--- RECORD EXTRACTS ---
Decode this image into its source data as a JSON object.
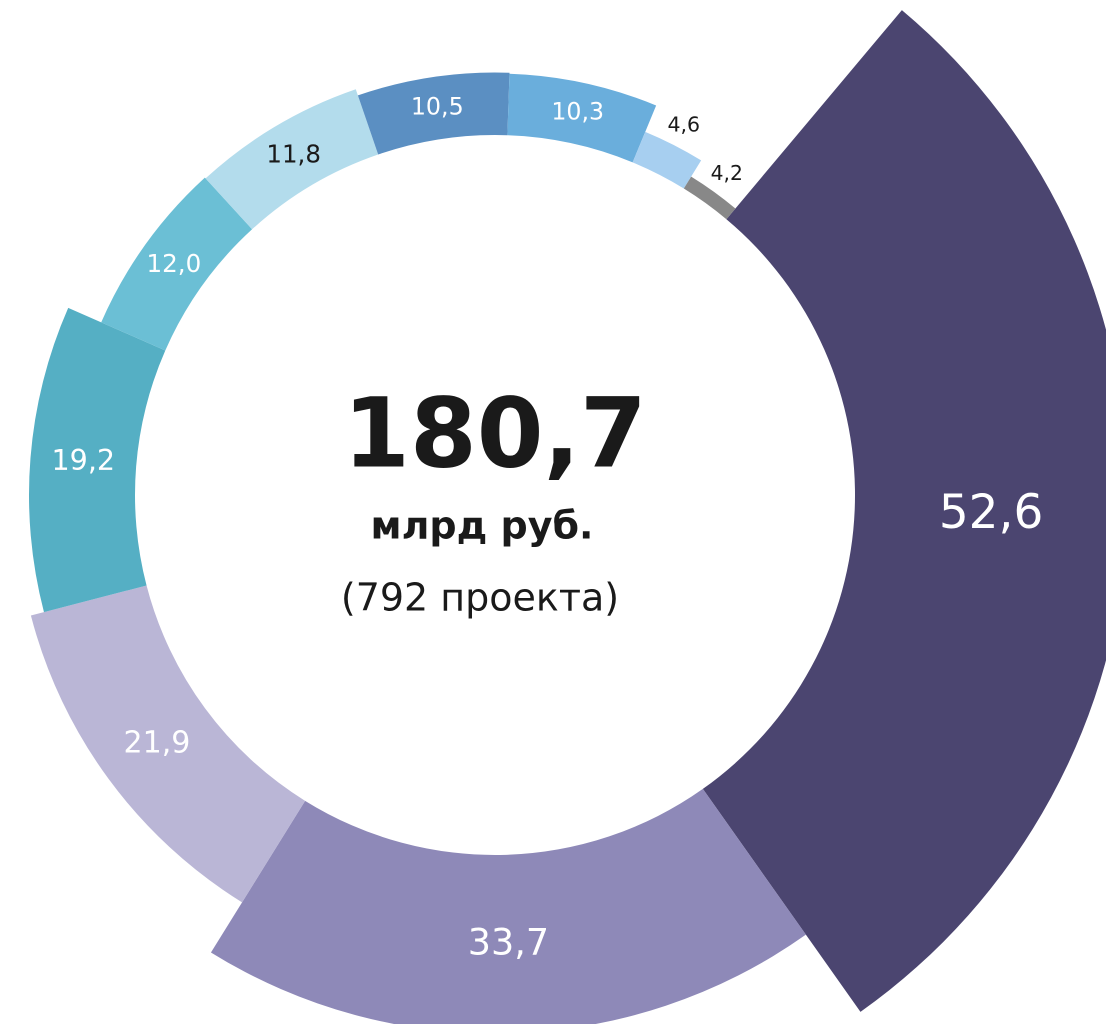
{
  "chart_data": {
    "type": "radial_donut",
    "center": {
      "total": "180,7",
      "unit": "млрд руб.",
      "note": "(792 проекта)"
    },
    "values": [
      52.6,
      33.7,
      21.9,
      19.2,
      12.0,
      11.8,
      10.5,
      10.3,
      4.6,
      4.2
    ],
    "value_labels": [
      "52,6",
      "33,7",
      "21,9",
      "19,2",
      "12,0",
      "11,8",
      "10,5",
      "10,3",
      "4,6",
      "4,2"
    ],
    "colors": [
      "#4b4570",
      "#8e89b8",
      "#bab6d6",
      "#55afc4",
      "#6bbfd5",
      "#b3dcec",
      "#5b8fc2",
      "#6aaedc",
      "#a7cff0",
      "#888888"
    ],
    "label_colors": [
      "#ffffff",
      "#ffffff",
      "#ffffff",
      "#ffffff",
      "#ffffff",
      "#1a1a1a",
      "#ffffff",
      "#ffffff",
      "#1a1a1a",
      "#1a1a1a"
    ]
  }
}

--- WHAT YOU WILL DO ---
Reproduce every line above as written, skipping pictures.

--- ANSWER TO THE EXERCISE ---
Decode this image into its source data as a JSON object.
{
  "chart_data": {
    "type": "radial_donut",
    "center": {
      "total": "180,7",
      "unit": "млрд руб.",
      "note": "(792 проекта)"
    },
    "values": [
      52.6,
      33.7,
      21.9,
      19.2,
      12.0,
      11.8,
      10.5,
      10.3,
      4.6,
      4.2
    ],
    "value_labels": [
      "52,6",
      "33,7",
      "21,9",
      "19,2",
      "12,0",
      "11,8",
      "10,5",
      "10,3",
      "4,6",
      "4,2"
    ],
    "colors": [
      "#4b4570",
      "#8e89b8",
      "#bab6d6",
      "#55afc4",
      "#6bbfd5",
      "#b3dcec",
      "#5b8fc2",
      "#6aaedc",
      "#a7cff0",
      "#888888"
    ],
    "label_colors": [
      "#ffffff",
      "#ffffff",
      "#ffffff",
      "#ffffff",
      "#ffffff",
      "#1a1a1a",
      "#ffffff",
      "#ffffff",
      "#1a1a1a",
      "#1a1a1a"
    ]
  }
}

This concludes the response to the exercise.